▶ _PROBLEM DETAILS_
Each record below should appear again exactly as written.

▶ _DATA SUPPLIED_

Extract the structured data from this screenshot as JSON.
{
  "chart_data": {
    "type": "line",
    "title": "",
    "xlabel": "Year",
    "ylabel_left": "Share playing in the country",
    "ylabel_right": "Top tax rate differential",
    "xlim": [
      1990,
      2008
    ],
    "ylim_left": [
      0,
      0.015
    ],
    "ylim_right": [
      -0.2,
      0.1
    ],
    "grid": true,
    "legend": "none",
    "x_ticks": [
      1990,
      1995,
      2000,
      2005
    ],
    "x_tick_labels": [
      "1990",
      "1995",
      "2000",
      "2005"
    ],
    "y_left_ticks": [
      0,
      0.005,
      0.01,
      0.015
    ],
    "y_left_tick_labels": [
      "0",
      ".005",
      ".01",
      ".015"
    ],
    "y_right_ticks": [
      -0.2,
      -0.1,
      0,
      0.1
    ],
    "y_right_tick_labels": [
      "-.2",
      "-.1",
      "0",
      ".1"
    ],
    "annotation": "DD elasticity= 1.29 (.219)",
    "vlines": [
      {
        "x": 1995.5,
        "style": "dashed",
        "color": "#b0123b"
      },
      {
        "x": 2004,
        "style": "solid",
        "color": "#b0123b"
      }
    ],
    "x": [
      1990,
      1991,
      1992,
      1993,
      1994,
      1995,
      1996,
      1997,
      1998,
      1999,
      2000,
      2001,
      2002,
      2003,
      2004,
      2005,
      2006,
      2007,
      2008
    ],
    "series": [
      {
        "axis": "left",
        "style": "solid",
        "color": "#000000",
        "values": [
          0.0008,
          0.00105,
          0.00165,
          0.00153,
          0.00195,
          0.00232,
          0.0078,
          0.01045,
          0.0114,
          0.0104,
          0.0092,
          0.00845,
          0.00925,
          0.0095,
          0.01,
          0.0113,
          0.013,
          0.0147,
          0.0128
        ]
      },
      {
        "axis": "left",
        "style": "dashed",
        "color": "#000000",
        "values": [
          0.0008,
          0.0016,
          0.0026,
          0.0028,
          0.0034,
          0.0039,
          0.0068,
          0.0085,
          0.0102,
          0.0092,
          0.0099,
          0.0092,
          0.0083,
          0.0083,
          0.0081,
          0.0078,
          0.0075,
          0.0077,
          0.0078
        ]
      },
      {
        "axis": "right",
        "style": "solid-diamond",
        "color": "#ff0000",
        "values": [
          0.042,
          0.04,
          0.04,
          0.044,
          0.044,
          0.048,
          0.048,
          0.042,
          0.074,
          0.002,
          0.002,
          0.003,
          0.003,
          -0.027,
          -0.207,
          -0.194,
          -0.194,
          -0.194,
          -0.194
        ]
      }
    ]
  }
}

▶ _ANSWER BELOW_
Extract the structured data from this screenshot as JSON.
{
  "chart_data": {
    "type": "line",
    "title": "",
    "xlabel": "Year",
    "ylabel_left": "Share playing in the country",
    "ylabel_right": "Top tax rate differential",
    "xlim": [
      1990,
      2008
    ],
    "ylim_left": [
      0,
      0.015
    ],
    "ylim_right": [
      -0.2,
      0.1
    ],
    "grid": true,
    "legend": "none",
    "x_ticks": [
      1990,
      1995,
      2000,
      2005
    ],
    "x_tick_labels": [
      "1990",
      "1995",
      "2000",
      "2005"
    ],
    "y_left_ticks": [
      0,
      0.005,
      0.01,
      0.015
    ],
    "y_left_tick_labels": [
      "0",
      ".005",
      ".01",
      ".015"
    ],
    "y_right_ticks": [
      -0.2,
      -0.1,
      0,
      0.1
    ],
    "y_right_tick_labels": [
      "-.2",
      "-.1",
      "0",
      ".1"
    ],
    "annotation": "DD elasticity= 1.29 (.219)",
    "vlines": [
      {
        "x": 1995.5,
        "style": "dashed",
        "color": "#b0123b"
      },
      {
        "x": 2004,
        "style": "solid",
        "color": "#b0123b"
      }
    ],
    "x": [
      1990,
      1991,
      1992,
      1993,
      1994,
      1995,
      1996,
      1997,
      1998,
      1999,
      2000,
      2001,
      2002,
      2003,
      2004,
      2005,
      2006,
      2007,
      2008
    ],
    "series": [
      {
        "axis": "left",
        "style": "solid",
        "color": "#000000",
        "values": [
          0.0008,
          0.00105,
          0.00165,
          0.00153,
          0.00195,
          0.00232,
          0.0078,
          0.01045,
          0.0114,
          0.0104,
          0.0092,
          0.00845,
          0.00925,
          0.0095,
          0.01,
          0.0113,
          0.013,
          0.0147,
          0.0128
        ]
      },
      {
        "axis": "left",
        "style": "dashed",
        "color": "#000000",
        "values": [
          0.0008,
          0.0016,
          0.0026,
          0.0028,
          0.0034,
          0.0039,
          0.0068,
          0.0085,
          0.0102,
          0.0092,
          0.0099,
          0.0092,
          0.0083,
          0.0083,
          0.0081,
          0.0078,
          0.0075,
          0.0077,
          0.0078
        ]
      },
      {
        "axis": "right",
        "style": "solid-diamond",
        "color": "#ff0000",
        "values": [
          0.042,
          0.04,
          0.04,
          0.044,
          0.044,
          0.048,
          0.048,
          0.042,
          0.074,
          0.002,
          0.002,
          0.003,
          0.003,
          -0.027,
          -0.207,
          -0.194,
          -0.194,
          -0.194,
          -0.194
        ]
      }
    ]
  }
}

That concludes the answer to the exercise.